(Data entries)

--------

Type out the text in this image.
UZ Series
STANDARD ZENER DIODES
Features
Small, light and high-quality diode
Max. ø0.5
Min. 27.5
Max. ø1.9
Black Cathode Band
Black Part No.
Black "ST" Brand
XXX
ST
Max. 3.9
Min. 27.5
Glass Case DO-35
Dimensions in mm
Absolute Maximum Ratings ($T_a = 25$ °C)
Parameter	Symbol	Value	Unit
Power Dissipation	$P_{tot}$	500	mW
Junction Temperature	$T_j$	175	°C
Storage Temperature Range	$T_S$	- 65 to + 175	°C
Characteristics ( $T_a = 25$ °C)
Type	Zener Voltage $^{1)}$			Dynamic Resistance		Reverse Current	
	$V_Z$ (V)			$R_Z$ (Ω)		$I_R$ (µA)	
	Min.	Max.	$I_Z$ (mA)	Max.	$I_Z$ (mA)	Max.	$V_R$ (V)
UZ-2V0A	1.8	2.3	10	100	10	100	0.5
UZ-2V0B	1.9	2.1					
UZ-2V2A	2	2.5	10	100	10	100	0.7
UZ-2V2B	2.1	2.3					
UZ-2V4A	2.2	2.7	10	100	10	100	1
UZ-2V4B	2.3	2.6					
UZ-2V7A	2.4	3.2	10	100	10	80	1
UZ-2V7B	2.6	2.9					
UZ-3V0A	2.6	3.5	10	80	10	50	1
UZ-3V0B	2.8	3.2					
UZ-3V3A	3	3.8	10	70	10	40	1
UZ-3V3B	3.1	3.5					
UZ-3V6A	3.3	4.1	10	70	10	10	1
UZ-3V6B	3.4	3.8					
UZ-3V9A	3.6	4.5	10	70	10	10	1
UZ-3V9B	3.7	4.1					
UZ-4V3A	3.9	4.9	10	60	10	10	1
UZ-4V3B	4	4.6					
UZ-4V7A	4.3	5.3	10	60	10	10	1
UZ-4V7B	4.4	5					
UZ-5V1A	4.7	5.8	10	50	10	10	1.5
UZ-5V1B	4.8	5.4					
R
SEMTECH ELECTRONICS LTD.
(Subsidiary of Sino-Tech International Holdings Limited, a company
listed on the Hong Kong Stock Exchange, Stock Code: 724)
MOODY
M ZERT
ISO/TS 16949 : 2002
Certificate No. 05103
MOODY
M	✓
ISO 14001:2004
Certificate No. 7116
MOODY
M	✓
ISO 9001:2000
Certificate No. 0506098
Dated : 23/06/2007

--------

TASK INSTRUCTIONS →
Every entry must be output again, exactly as written above.

RESPONSE TO THE EXERCISE →
Type out the text in this image.
UZ Series
STANDARD ZENER DIODES
Features
Small, light and high-quality diode
Max. ø0.5
Min. 27.5
Max. ø1.9
Black Cathode Band
Black Part No.
Black "ST" Brand
XXX
ST
Max. 3.9
Min. 27.5
Glass Case DO-35
Dimensions in mm
Absolute Maximum Ratings ($T_a = 25$ °C)
Parameter	Symbol	Value	Unit
Power Dissipation	$P_{tot}$	500	mW
Junction Temperature	$T_j$	175	°C
Storage Temperature Range	$T_S$	- 65 to + 175	°C
Characteristics ( $T_a = 25$ °C)
Type	Zener Voltage $^{1)}$			Dynamic Resistance		Reverse Current	
	$V_Z$ (V)			$R_Z$ (Ω)		$I_R$ (µA)	
	Min.	Max.	$I_Z$ (mA)	Max.	$I_Z$ (mA)	Max.	$V_R$ (V)
UZ-2V0A	1.8	2.3	10	100	10	100	0.5
UZ-2V0B	1.9	2.1					
UZ-2V2A	2	2.5	10	100	10	100	0.7
UZ-2V2B	2.1	2.3					
UZ-2V4A	2.2	2.7	10	100	10	100	1
UZ-2V4B	2.3	2.6					
UZ-2V7A	2.4	3.2	10	100	10	80	1
UZ-2V7B	2.6	2.9					
UZ-3V0A	2.6	3.5	10	80	10	50	1
UZ-3V0B	2.8	3.2					
UZ-3V3A	3	3.8	10	70	10	40	1
UZ-3V3B	3.1	3.5					
UZ-3V6A	3.3	4.1	10	70	10	10	1
UZ-3V6B	3.4	3.8					
UZ-3V9A	3.6	4.5	10	70	10	10	1
UZ-3V9B	3.7	4.1					
UZ-4V3A	3.9	4.9	10	60	10	10	1
UZ-4V3B	4	4.6					
UZ-4V7A	4.3	5.3	10	60	10	10	1
UZ-4V7B	4.4	5					
UZ-5V1A	4.7	5.8	10	50	10	10	1.5
UZ-5V1B	4.8	5.4					
R
SEMTECH ELECTRONICS LTD.
(Subsidiary of Sino-Tech International Holdings Limited, a company
listed on the Hong Kong Stock Exchange, Stock Code: 724)
MOODY
M ZERT
ISO/TS 16949 : 2002
Certificate No. 05103
MOODY
M	✓
ISO 14001:2004
Certificate No. 7116
MOODY
M	✓
ISO 9001:2000
Certificate No. 0506098
Dated : 23/06/2007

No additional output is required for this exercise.